# SUPPLIED MATERIAL:
****
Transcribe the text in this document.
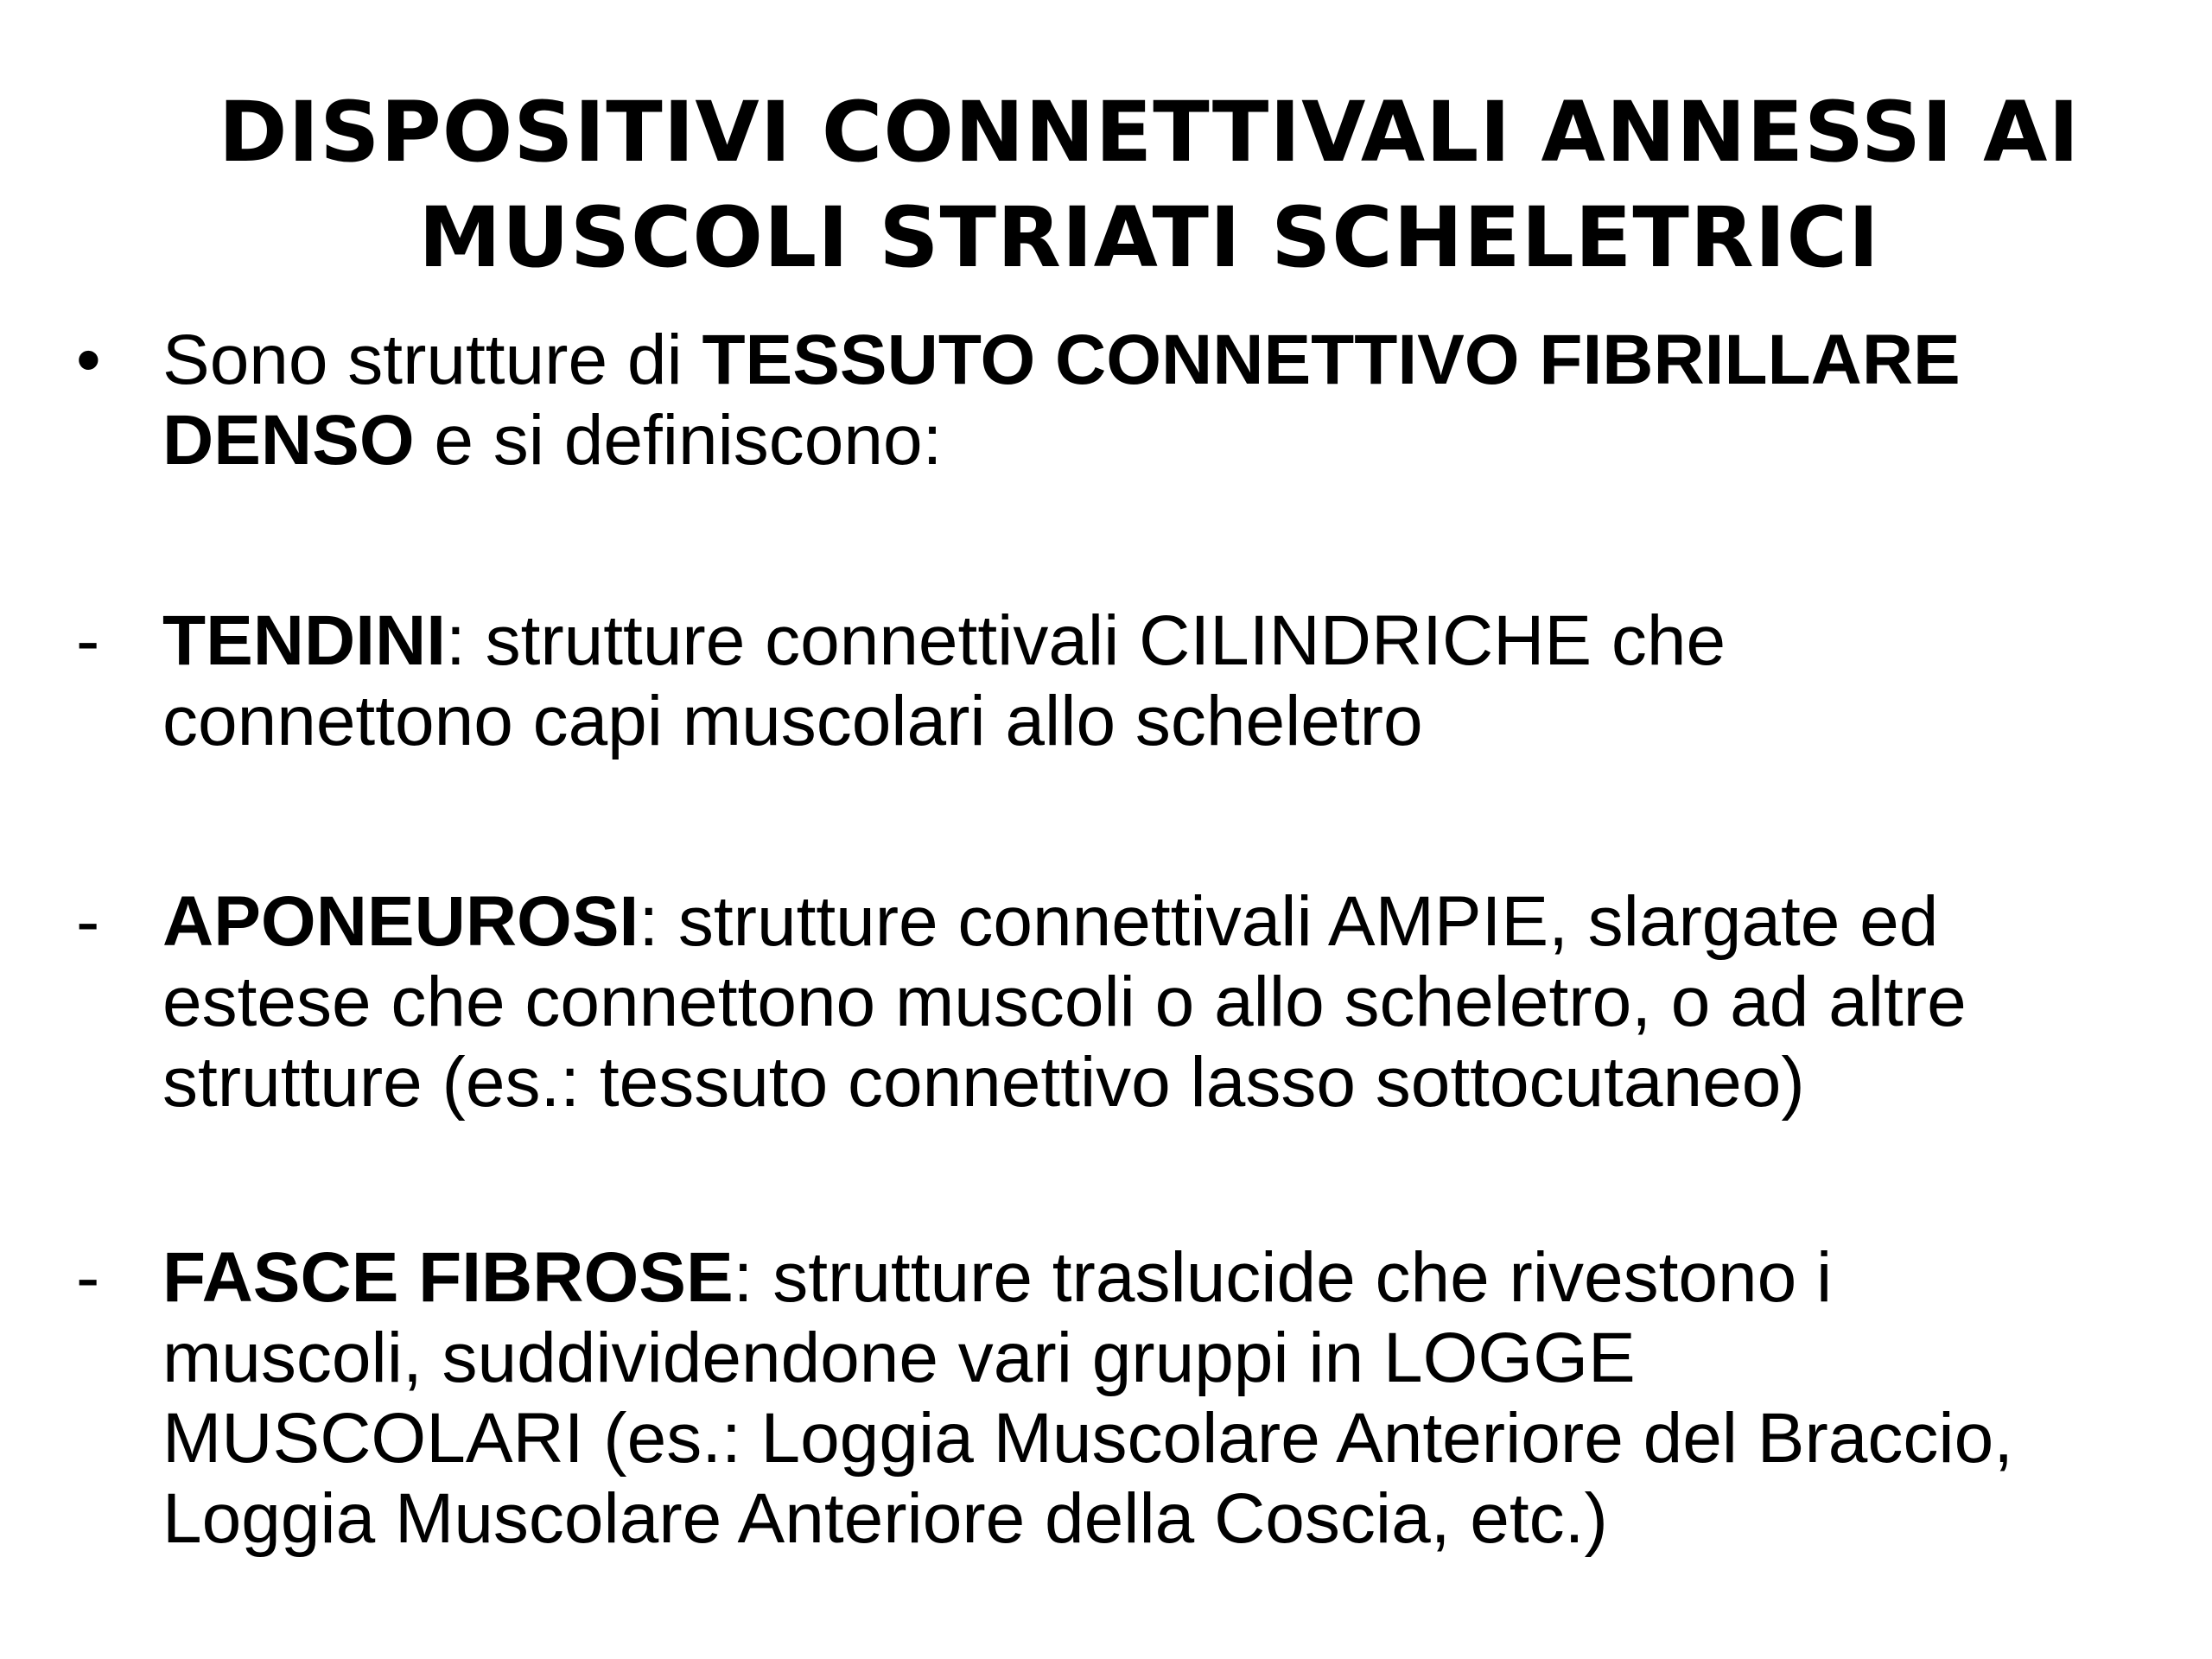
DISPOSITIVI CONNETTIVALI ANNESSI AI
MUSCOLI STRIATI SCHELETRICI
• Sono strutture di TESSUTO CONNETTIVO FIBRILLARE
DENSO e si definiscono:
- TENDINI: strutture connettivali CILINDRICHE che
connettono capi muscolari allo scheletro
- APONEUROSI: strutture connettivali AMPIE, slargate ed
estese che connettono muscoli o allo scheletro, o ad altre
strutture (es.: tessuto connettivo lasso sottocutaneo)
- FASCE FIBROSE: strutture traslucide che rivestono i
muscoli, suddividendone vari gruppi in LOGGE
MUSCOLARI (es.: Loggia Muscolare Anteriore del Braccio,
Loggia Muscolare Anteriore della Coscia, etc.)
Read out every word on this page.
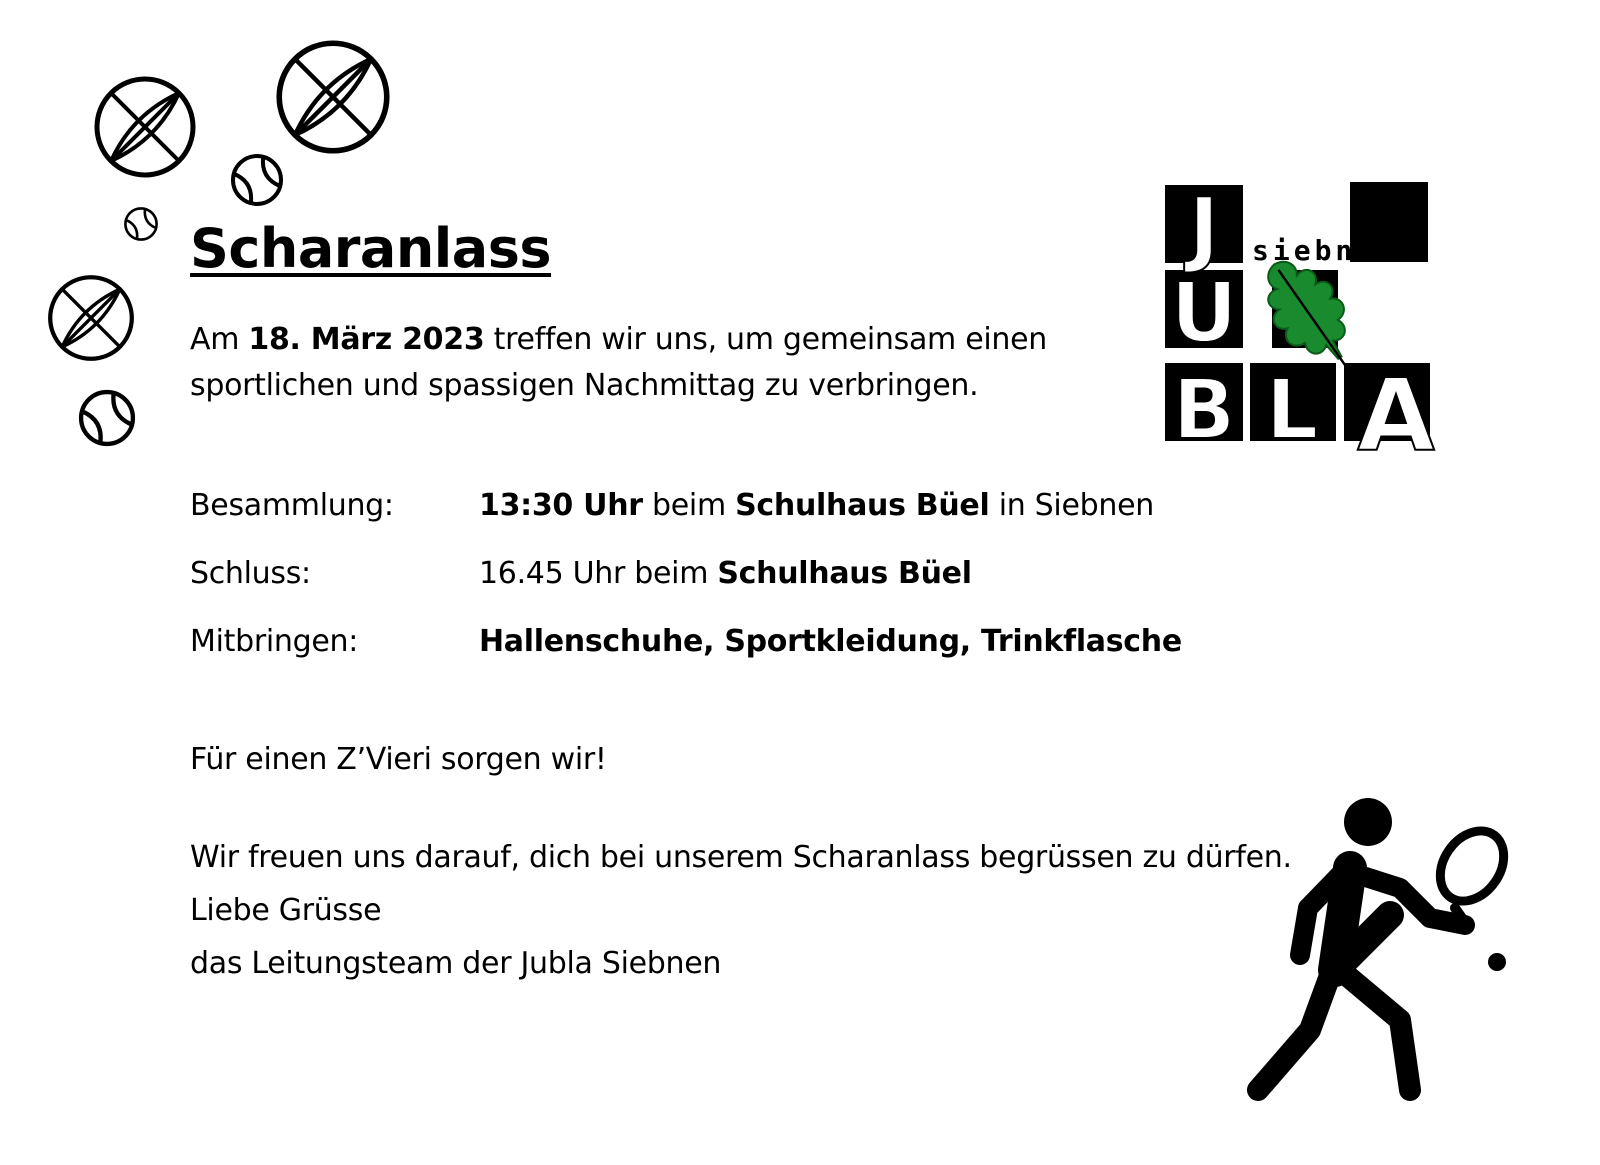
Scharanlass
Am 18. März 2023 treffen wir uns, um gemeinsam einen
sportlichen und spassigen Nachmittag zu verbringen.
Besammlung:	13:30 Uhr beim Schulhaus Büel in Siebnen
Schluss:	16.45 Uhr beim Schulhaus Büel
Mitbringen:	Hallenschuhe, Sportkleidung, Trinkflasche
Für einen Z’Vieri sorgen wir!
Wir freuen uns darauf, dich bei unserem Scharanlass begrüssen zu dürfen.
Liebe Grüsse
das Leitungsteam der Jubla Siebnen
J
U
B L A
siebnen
****
# REQUEST:
Repeat the material verbatim. Do not carry over any picture.

# REPLY TO THE EXERCISE:
Transcribe the text in this document.
DISPOSITIVI CONNETTIVALI ANNESSI AI
MUSCOLI STRIATI SCHELETRICI
• Sono strutture di TESSUTO CONNETTIVO FIBRILLARE
DENSO e si definiscono:
- TENDINI: strutture connettivali CILINDRICHE che
connettono capi muscolari allo scheletro
- APONEUROSI: strutture connettivali AMPIE, slargate ed
estese che connettono muscoli o allo scheletro, o ad altre
strutture (es.: tessuto connettivo lasso sottocutaneo)
- FASCE FIBROSE: strutture traslucide che rivestono i
muscoli, suddividendone vari gruppi in LOGGE
MUSCOLARI (es.: Loggia Muscolare Anteriore del Braccio,
Loggia Muscolare Anteriore della Coscia, etc.)
Read out every word on this page.
Scharanlass
Am 18. März 2023 treffen wir uns, um gemeinsam einen
sportlichen und spassigen Nachmittag zu verbringen.
Besammlung:	13:30 Uhr beim Schulhaus Büel in Siebnen
Schluss:	16.45 Uhr beim Schulhaus Büel
Mitbringen:	Hallenschuhe, Sportkleidung, Trinkflasche
Für einen Z’Vieri sorgen wir!
Wir freuen uns darauf, dich bei unserem Scharanlass begrüssen zu dürfen.
Liebe Grüsse
das Leitungsteam der Jubla Siebnen
J
U
B L A
siebnen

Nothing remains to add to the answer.